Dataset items
■ ■ ■ ■ ■
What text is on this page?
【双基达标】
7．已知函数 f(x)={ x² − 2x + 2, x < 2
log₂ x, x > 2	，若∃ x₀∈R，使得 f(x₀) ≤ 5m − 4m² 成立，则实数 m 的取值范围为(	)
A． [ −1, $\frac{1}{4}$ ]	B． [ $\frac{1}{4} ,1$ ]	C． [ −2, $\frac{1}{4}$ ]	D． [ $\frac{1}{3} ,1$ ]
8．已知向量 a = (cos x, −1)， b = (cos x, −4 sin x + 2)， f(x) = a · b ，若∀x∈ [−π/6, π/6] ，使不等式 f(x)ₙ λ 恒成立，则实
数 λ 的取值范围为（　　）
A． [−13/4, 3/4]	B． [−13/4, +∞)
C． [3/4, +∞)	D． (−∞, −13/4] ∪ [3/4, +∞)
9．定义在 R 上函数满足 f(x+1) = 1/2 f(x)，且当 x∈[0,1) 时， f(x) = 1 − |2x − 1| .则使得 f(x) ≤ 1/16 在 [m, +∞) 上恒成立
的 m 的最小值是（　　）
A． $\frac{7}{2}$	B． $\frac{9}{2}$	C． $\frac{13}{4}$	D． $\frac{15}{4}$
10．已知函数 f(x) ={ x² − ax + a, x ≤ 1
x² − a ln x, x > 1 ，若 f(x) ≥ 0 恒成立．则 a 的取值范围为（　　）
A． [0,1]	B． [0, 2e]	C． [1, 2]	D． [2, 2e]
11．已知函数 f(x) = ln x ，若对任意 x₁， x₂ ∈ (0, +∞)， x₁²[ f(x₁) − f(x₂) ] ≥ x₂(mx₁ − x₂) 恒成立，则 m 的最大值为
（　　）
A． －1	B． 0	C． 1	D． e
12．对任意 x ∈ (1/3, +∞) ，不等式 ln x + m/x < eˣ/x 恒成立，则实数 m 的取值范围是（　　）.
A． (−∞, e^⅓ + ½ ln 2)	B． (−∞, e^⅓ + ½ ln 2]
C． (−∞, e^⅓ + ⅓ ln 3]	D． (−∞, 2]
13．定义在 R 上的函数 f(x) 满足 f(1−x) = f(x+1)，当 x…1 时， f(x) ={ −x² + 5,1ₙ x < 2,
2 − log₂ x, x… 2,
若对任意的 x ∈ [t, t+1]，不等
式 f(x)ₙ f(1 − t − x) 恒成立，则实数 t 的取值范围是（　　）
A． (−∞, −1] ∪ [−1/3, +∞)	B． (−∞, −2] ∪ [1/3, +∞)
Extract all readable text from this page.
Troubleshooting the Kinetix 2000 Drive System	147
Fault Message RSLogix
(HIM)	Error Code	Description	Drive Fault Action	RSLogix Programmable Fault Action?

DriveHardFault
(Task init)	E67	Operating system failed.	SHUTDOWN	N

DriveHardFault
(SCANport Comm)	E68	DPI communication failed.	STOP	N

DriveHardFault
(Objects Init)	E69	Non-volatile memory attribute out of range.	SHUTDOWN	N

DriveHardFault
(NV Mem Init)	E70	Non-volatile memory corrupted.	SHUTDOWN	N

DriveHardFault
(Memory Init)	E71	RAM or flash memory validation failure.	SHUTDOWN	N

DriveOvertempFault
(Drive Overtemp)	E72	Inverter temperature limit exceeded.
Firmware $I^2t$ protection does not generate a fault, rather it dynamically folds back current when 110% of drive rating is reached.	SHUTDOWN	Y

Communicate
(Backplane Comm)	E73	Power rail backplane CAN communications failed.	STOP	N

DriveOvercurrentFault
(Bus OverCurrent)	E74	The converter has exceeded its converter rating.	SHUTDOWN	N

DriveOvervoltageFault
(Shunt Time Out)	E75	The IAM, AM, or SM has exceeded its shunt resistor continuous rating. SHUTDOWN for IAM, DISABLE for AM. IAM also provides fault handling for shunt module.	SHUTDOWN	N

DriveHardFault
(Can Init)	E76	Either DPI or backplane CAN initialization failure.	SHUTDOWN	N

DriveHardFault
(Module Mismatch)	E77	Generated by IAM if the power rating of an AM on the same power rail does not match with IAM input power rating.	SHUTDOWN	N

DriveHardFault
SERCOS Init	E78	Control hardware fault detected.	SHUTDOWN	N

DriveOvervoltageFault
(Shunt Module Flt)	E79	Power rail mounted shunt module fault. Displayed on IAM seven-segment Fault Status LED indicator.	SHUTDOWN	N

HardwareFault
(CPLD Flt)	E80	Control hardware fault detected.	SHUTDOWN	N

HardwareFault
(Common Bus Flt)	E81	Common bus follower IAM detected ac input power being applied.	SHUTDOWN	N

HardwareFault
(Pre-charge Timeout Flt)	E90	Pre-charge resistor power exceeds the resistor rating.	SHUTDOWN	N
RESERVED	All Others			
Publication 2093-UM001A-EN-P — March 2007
■ ■ ■ ■ ■
Extract the data exactly as given.

**Exercise output:**
What text is on this page?
【双基达标】
7．已知函数 f(x)={ x² − 2x + 2, x < 2
log₂ x, x > 2	，若∃ x₀∈R，使得 f(x₀) ≤ 5m − 4m² 成立，则实数 m 的取值范围为(	)
A． [ −1, $\frac{1}{4}$ ]	B． [ $\frac{1}{4} ,1$ ]	C． [ −2, $\frac{1}{4}$ ]	D． [ $\frac{1}{3} ,1$ ]
8．已知向量 a = (cos x, −1)， b = (cos x, −4 sin x + 2)， f(x) = a · b ，若∀x∈ [−π/6, π/6] ，使不等式 f(x)ₙ λ 恒成立，则实
数 λ 的取值范围为（　　）
A． [−13/4, 3/4]	B． [−13/4, +∞)
C． [3/4, +∞)	D． (−∞, −13/4] ∪ [3/4, +∞)
9．定义在 R 上函数满足 f(x+1) = 1/2 f(x)，且当 x∈[0,1) 时， f(x) = 1 − |2x − 1| .则使得 f(x) ≤ 1/16 在 [m, +∞) 上恒成立
的 m 的最小值是（　　）
A． $\frac{7}{2}$	B． $\frac{9}{2}$	C． $\frac{13}{4}$	D． $\frac{15}{4}$
10．已知函数 f(x) ={ x² − ax + a, x ≤ 1
x² − a ln x, x > 1 ，若 f(x) ≥ 0 恒成立．则 a 的取值范围为（　　）
A． [0,1]	B． [0, 2e]	C． [1, 2]	D． [2, 2e]
11．已知函数 f(x) = ln x ，若对任意 x₁， x₂ ∈ (0, +∞)， x₁²[ f(x₁) − f(x₂) ] ≥ x₂(mx₁ − x₂) 恒成立，则 m 的最大值为
（　　）
A． －1	B． 0	C． 1	D． e
12．对任意 x ∈ (1/3, +∞) ，不等式 ln x + m/x < eˣ/x 恒成立，则实数 m 的取值范围是（　　）.
A． (−∞, e^⅓ + ½ ln 2)	B． (−∞, e^⅓ + ½ ln 2]
C． (−∞, e^⅓ + ⅓ ln 3]	D． (−∞, 2]
13．定义在 R 上的函数 f(x) 满足 f(1−x) = f(x+1)，当 x…1 时， f(x) ={ −x² + 5,1ₙ x < 2,
2 − log₂ x, x… 2,
若对任意的 x ∈ [t, t+1]，不等
式 f(x)ₙ f(1 − t − x) 恒成立，则实数 t 的取值范围是（　　）
A． (−∞, −1] ∪ [−1/3, +∞)	B． (−∞, −2] ∪ [1/3, +∞)
Extract all readable text from this page.
Troubleshooting the Kinetix 2000 Drive System	147
Fault Message RSLogix
(HIM)	Error Code	Description	Drive Fault Action	RSLogix Programmable Fault Action?

DriveHardFault
(Task init)	E67	Operating system failed.	SHUTDOWN	N

DriveHardFault
(SCANport Comm)	E68	DPI communication failed.	STOP	N

DriveHardFault
(Objects Init)	E69	Non-volatile memory attribute out of range.	SHUTDOWN	N

DriveHardFault
(NV Mem Init)	E70	Non-volatile memory corrupted.	SHUTDOWN	N

DriveHardFault
(Memory Init)	E71	RAM or flash memory validation failure.	SHUTDOWN	N

DriveOvertempFault
(Drive Overtemp)	E72	Inverter temperature limit exceeded.
Firmware $I^2t$ protection does not generate a fault, rather it dynamically folds back current when 110% of drive rating is reached.	SHUTDOWN	Y

Communicate
(Backplane Comm)	E73	Power rail backplane CAN communications failed.	STOP	N

DriveOvercurrentFault
(Bus OverCurrent)	E74	The converter has exceeded its converter rating.	SHUTDOWN	N

DriveOvervoltageFault
(Shunt Time Out)	E75	The IAM, AM, or SM has exceeded its shunt resistor continuous rating. SHUTDOWN for IAM, DISABLE for AM. IAM also provides fault handling for shunt module.	SHUTDOWN	N

DriveHardFault
(Can Init)	E76	Either DPI or backplane CAN initialization failure.	SHUTDOWN	N

DriveHardFault
(Module Mismatch)	E77	Generated by IAM if the power rating of an AM on the same power rail does not match with IAM input power rating.	SHUTDOWN	N

DriveHardFault
SERCOS Init	E78	Control hardware fault detected.	SHUTDOWN	N

DriveOvervoltageFault
(Shunt Module Flt)	E79	Power rail mounted shunt module fault. Displayed on IAM seven-segment Fault Status LED indicator.	SHUTDOWN	N

HardwareFault
(CPLD Flt)	E80	Control hardware fault detected.	SHUTDOWN	N

HardwareFault
(Common Bus Flt)	E81	Common bus follower IAM detected ac input power being applied.	SHUTDOWN	N

HardwareFault
(Pre-charge Timeout Flt)	E90	Pre-charge resistor power exceeds the resistor rating.	SHUTDOWN	N
RESERVED	All Others			
Publication 2093-UM001A-EN-P — March 2007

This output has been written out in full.